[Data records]
* * * * * * *
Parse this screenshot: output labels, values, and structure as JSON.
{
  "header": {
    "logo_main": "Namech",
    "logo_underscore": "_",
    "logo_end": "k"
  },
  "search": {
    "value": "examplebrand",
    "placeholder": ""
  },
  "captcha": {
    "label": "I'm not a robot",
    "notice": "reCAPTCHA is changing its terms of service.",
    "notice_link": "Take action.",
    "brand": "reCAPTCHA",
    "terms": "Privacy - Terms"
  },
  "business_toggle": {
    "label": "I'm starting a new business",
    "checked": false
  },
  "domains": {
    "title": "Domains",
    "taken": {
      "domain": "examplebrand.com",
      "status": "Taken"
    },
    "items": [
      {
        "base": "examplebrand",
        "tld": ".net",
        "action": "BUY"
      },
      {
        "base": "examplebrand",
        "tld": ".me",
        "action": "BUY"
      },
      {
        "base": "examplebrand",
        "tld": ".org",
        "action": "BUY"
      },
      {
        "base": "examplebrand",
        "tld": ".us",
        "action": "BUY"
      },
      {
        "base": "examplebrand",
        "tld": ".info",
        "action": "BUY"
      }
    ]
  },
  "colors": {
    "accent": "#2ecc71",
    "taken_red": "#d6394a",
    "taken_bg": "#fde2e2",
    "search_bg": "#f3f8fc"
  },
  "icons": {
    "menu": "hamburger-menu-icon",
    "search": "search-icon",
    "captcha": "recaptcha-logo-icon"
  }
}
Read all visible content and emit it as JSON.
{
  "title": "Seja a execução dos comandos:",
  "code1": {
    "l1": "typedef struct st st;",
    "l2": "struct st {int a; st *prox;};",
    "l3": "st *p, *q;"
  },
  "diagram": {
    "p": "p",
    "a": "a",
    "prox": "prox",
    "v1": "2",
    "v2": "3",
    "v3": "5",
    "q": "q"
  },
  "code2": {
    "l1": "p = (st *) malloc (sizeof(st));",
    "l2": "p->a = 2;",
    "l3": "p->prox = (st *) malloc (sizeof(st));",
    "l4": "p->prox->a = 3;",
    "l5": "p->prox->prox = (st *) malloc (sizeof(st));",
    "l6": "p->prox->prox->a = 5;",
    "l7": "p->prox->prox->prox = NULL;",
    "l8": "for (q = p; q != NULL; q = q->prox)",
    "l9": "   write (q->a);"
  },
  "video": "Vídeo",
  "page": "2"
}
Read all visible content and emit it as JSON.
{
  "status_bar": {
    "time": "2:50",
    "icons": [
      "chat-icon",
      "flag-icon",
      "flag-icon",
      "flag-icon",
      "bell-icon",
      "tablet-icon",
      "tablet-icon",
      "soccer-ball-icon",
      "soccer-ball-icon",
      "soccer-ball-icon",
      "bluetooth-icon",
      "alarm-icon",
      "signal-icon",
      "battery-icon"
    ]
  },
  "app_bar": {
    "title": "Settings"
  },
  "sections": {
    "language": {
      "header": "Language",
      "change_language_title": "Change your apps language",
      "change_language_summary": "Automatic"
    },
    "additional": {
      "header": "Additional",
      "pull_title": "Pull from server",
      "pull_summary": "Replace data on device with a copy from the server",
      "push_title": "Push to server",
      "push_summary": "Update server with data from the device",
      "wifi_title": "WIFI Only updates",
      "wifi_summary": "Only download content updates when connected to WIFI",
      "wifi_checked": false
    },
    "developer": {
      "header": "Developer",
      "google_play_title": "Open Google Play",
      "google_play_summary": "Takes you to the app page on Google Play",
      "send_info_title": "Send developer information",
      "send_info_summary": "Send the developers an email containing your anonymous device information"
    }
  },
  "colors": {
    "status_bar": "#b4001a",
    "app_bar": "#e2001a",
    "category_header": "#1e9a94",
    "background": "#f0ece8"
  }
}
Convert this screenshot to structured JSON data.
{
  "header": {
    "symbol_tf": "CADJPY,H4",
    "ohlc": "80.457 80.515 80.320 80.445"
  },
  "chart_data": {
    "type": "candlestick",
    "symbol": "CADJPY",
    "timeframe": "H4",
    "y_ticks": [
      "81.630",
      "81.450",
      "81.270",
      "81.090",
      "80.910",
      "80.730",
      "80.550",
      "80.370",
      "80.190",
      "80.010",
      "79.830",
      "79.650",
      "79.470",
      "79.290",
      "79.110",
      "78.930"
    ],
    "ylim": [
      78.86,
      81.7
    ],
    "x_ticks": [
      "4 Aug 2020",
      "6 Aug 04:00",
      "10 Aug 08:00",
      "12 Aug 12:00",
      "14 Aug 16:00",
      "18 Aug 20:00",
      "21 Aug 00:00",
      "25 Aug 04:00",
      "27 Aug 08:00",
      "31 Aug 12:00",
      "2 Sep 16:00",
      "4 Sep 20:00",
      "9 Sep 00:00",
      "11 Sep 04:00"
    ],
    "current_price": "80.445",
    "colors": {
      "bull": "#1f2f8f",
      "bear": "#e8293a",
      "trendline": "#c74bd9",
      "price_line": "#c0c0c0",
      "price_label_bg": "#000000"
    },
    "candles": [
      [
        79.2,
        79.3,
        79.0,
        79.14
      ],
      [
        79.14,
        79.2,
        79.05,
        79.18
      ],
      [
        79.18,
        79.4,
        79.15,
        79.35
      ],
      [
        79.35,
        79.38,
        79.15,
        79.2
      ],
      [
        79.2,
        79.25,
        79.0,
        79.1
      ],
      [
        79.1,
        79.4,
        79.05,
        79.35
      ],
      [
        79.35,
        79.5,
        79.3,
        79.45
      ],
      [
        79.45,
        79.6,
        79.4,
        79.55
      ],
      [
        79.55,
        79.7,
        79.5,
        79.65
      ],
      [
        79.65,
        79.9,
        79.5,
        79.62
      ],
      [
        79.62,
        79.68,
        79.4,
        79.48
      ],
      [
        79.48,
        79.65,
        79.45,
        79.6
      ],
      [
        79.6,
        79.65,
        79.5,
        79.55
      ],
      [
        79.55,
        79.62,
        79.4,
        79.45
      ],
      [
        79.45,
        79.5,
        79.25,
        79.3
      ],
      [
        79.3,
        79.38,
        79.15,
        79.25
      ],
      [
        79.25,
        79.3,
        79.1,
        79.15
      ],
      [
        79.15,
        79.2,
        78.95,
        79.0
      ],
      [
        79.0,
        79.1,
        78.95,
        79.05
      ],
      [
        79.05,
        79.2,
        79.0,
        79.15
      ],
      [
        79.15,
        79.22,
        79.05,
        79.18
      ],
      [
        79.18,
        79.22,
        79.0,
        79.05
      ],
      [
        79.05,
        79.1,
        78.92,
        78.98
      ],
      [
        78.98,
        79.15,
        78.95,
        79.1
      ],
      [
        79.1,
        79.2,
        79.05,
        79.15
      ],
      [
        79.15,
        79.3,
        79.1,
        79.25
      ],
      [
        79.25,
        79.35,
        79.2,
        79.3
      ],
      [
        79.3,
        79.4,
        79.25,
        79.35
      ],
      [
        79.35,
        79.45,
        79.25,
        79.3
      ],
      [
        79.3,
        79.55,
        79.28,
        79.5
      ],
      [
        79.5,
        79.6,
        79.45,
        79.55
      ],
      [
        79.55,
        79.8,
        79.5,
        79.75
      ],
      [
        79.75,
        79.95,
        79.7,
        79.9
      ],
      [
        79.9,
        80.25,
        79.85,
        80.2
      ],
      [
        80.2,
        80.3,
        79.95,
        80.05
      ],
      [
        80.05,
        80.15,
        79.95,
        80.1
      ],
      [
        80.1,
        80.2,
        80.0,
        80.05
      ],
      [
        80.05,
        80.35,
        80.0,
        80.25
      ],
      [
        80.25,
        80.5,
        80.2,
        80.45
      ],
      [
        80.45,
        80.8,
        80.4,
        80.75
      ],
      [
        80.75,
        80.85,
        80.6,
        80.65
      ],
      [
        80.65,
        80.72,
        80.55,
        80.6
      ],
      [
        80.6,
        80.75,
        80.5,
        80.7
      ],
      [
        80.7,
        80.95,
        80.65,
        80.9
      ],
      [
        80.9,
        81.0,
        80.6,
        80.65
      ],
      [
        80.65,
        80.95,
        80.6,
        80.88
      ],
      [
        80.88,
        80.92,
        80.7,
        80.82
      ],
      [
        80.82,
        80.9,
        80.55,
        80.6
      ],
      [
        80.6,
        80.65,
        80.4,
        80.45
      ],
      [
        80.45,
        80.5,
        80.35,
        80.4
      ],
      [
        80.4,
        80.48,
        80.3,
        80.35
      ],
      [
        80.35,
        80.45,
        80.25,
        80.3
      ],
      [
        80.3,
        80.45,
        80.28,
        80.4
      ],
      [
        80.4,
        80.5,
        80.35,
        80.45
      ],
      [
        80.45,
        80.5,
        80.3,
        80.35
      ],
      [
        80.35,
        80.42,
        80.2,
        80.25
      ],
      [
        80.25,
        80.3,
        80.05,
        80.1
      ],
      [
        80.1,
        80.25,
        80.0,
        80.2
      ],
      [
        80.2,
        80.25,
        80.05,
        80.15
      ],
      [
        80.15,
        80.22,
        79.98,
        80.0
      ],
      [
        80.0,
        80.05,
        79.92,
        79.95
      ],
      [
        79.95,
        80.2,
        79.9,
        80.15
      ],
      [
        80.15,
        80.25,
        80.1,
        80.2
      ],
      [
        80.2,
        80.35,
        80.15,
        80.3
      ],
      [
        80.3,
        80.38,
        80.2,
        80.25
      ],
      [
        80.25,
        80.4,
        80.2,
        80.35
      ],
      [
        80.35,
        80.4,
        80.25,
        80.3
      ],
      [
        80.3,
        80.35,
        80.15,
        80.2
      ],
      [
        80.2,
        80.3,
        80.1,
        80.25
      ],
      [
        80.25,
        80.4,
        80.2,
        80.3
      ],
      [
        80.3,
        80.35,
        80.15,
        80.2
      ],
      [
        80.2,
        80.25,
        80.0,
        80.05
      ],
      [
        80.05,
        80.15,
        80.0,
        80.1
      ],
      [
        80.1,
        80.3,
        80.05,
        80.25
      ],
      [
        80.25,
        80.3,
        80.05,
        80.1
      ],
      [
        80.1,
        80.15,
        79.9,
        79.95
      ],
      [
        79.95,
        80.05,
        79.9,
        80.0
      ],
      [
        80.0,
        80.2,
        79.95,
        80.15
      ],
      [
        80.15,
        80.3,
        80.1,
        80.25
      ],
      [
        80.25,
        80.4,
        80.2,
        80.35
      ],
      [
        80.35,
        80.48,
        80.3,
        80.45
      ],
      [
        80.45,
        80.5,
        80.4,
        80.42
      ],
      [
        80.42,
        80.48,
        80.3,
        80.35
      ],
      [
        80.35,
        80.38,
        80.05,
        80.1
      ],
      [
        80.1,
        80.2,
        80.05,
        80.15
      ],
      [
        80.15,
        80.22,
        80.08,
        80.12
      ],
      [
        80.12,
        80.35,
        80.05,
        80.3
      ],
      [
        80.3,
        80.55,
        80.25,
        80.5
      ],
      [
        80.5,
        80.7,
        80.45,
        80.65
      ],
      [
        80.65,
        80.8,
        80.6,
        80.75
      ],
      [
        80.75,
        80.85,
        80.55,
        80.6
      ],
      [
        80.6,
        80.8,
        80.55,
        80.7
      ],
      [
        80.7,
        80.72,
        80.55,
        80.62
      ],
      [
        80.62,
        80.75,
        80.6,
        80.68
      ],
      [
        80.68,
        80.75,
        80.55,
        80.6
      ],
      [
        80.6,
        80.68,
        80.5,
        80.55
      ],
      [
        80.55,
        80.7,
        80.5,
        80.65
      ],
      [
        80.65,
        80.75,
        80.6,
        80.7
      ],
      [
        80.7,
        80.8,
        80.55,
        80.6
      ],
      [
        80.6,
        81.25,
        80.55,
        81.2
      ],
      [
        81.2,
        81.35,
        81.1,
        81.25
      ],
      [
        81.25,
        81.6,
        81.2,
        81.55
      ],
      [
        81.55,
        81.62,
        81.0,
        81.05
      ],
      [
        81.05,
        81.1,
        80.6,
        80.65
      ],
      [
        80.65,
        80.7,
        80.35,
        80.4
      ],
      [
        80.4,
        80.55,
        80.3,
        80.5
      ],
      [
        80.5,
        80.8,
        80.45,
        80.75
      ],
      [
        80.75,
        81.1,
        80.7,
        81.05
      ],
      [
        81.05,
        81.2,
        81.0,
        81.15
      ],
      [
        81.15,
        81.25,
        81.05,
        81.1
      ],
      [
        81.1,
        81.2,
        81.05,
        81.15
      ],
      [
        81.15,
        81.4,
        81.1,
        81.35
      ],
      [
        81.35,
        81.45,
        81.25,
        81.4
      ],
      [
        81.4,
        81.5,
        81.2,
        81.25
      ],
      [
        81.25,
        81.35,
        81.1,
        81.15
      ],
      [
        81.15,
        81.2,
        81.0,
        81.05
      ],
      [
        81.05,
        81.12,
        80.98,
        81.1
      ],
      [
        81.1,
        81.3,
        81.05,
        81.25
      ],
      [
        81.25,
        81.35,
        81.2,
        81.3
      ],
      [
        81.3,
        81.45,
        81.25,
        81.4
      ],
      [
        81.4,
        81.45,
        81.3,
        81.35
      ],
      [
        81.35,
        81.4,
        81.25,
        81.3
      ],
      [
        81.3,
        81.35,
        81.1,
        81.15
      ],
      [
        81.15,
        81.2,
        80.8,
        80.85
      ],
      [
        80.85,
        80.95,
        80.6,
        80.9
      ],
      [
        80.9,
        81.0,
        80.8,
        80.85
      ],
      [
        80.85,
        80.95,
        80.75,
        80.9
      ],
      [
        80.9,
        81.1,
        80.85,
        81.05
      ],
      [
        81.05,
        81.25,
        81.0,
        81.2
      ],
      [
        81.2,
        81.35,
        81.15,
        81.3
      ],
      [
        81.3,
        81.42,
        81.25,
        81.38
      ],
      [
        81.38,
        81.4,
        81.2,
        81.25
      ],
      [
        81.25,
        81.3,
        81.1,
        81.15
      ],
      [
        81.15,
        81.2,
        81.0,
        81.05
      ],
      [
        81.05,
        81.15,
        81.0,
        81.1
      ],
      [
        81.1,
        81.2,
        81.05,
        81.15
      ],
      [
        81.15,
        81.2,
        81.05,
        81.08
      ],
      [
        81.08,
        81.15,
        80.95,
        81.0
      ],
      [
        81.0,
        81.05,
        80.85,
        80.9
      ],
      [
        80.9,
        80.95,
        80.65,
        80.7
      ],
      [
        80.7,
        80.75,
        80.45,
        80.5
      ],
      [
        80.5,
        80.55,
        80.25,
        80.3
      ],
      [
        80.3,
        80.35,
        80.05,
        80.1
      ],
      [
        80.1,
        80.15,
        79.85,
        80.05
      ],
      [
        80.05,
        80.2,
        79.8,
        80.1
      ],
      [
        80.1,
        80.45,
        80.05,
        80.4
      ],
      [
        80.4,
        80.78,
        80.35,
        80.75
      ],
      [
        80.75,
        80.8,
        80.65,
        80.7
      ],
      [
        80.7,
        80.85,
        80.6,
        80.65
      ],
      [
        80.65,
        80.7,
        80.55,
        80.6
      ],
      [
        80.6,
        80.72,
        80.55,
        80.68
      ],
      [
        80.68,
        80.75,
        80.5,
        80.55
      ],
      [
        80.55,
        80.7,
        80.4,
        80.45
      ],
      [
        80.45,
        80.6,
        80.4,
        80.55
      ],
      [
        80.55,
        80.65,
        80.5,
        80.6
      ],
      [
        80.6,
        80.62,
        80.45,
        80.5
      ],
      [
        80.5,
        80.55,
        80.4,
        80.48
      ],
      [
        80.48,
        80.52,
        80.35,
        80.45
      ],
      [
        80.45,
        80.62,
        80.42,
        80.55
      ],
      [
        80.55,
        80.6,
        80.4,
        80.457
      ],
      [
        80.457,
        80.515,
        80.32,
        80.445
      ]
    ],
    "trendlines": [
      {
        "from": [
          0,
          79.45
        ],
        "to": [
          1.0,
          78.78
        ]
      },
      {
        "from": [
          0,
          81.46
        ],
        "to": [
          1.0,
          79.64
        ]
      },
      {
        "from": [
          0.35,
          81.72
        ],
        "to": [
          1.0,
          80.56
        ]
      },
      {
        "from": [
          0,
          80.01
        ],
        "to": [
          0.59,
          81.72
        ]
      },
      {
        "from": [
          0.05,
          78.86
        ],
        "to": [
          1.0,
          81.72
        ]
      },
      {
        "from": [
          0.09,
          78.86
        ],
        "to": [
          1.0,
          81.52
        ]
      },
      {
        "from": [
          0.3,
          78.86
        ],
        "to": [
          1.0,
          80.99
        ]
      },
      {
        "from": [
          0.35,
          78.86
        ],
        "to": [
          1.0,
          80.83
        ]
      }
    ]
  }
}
* * * * * * *
◆ Exercise task
Look through the material and say how many lines hold "NULL". Give the number only.

◆ Output
2